Task directions: Restate the whole listing exactly.

Stored rows:
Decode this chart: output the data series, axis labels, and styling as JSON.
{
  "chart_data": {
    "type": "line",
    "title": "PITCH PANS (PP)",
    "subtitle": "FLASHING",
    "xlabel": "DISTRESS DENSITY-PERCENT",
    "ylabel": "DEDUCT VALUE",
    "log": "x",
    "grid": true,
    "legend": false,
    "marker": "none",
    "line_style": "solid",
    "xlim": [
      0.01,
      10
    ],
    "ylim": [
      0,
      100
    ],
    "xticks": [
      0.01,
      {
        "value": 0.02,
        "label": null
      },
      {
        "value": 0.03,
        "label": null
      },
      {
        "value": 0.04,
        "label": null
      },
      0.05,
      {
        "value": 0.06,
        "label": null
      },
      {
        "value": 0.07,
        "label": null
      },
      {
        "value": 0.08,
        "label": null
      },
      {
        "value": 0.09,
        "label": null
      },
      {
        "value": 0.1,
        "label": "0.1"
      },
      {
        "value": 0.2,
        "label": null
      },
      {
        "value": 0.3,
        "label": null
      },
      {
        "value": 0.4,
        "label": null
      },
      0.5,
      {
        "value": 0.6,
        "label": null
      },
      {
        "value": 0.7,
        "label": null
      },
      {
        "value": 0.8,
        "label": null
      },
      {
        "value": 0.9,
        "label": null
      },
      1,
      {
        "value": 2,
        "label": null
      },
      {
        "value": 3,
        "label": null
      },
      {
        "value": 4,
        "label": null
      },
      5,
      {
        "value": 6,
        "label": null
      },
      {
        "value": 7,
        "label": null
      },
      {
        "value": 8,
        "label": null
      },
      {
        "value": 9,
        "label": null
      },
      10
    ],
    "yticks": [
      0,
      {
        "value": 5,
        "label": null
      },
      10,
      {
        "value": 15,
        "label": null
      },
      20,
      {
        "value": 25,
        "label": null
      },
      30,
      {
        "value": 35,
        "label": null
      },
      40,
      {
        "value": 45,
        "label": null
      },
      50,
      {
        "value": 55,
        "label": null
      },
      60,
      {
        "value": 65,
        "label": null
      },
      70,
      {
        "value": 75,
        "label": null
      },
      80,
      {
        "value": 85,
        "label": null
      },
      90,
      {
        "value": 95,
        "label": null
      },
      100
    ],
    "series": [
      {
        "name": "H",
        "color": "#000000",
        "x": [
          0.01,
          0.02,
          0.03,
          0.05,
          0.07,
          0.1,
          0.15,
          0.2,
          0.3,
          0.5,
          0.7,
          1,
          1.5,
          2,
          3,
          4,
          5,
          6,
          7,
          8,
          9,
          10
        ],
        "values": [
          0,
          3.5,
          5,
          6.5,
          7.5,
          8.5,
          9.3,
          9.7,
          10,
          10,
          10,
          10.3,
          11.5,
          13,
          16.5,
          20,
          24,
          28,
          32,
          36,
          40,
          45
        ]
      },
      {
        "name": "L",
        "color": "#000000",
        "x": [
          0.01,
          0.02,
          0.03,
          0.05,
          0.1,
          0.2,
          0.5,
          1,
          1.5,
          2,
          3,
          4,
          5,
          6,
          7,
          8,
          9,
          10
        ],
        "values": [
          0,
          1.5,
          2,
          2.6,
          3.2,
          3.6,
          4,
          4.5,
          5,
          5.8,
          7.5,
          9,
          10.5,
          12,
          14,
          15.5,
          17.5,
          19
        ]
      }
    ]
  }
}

Final result:
Decode this chart: output the data series, axis labels, and styling as JSON.
{
  "chart_data": {
    "type": "line",
    "title": "PITCH PANS (PP)",
    "subtitle": "FLASHING",
    "xlabel": "DISTRESS DENSITY-PERCENT",
    "ylabel": "DEDUCT VALUE",
    "log": "x",
    "grid": true,
    "legend": false,
    "marker": "none",
    "line_style": "solid",
    "xlim": [
      0.01,
      10
    ],
    "ylim": [
      0,
      100
    ],
    "xticks": [
      0.01,
      {
        "value": 0.02,
        "label": null
      },
      {
        "value": 0.03,
        "label": null
      },
      {
        "value": 0.04,
        "label": null
      },
      0.05,
      {
        "value": 0.06,
        "label": null
      },
      {
        "value": 0.07,
        "label": null
      },
      {
        "value": 0.08,
        "label": null
      },
      {
        "value": 0.09,
        "label": null
      },
      {
        "value": 0.1,
        "label": "0.1"
      },
      {
        "value": 0.2,
        "label": null
      },
      {
        "value": 0.3,
        "label": null
      },
      {
        "value": 0.4,
        "label": null
      },
      0.5,
      {
        "value": 0.6,
        "label": null
      },
      {
        "value": 0.7,
        "label": null
      },
      {
        "value": 0.8,
        "label": null
      },
      {
        "value": 0.9,
        "label": null
      },
      1,
      {
        "value": 2,
        "label": null
      },
      {
        "value": 3,
        "label": null
      },
      {
        "value": 4,
        "label": null
      },
      5,
      {
        "value": 6,
        "label": null
      },
      {
        "value": 7,
        "label": null
      },
      {
        "value": 8,
        "label": null
      },
      {
        "value": 9,
        "label": null
      },
      10
    ],
    "yticks": [
      0,
      {
        "value": 5,
        "label": null
      },
      10,
      {
        "value": 15,
        "label": null
      },
      20,
      {
        "value": 25,
        "label": null
      },
      30,
      {
        "value": 35,
        "label": null
      },
      40,
      {
        "value": 45,
        "label": null
      },
      50,
      {
        "value": 55,
        "label": null
      },
      60,
      {
        "value": 65,
        "label": null
      },
      70,
      {
        "value": 75,
        "label": null
      },
      80,
      {
        "value": 85,
        "label": null
      },
      90,
      {
        "value": 95,
        "label": null
      },
      100
    ],
    "series": [
      {
        "name": "H",
        "color": "#000000",
        "x": [
          0.01,
          0.02,
          0.03,
          0.05,
          0.07,
          0.1,
          0.15,
          0.2,
          0.3,
          0.5,
          0.7,
          1,
          1.5,
          2,
          3,
          4,
          5,
          6,
          7,
          8,
          9,
          10
        ],
        "values": [
          0,
          3.5,
          5,
          6.5,
          7.5,
          8.5,
          9.3,
          9.7,
          10,
          10,
          10,
          10.3,
          11.5,
          13,
          16.5,
          20,
          24,
          28,
          32,
          36,
          40,
          45
        ]
      },
      {
        "name": "L",
        "color": "#000000",
        "x": [
          0.01,
          0.02,
          0.03,
          0.05,
          0.1,
          0.2,
          0.5,
          1,
          1.5,
          2,
          3,
          4,
          5,
          6,
          7,
          8,
          9,
          10
        ],
        "values": [
          0,
          1.5,
          2,
          2.6,
          3.2,
          3.6,
          4,
          4.5,
          5,
          5.8,
          7.5,
          9,
          10.5,
          12,
          14,
          15.5,
          17.5,
          19
        ]
      }
    ]
  }
}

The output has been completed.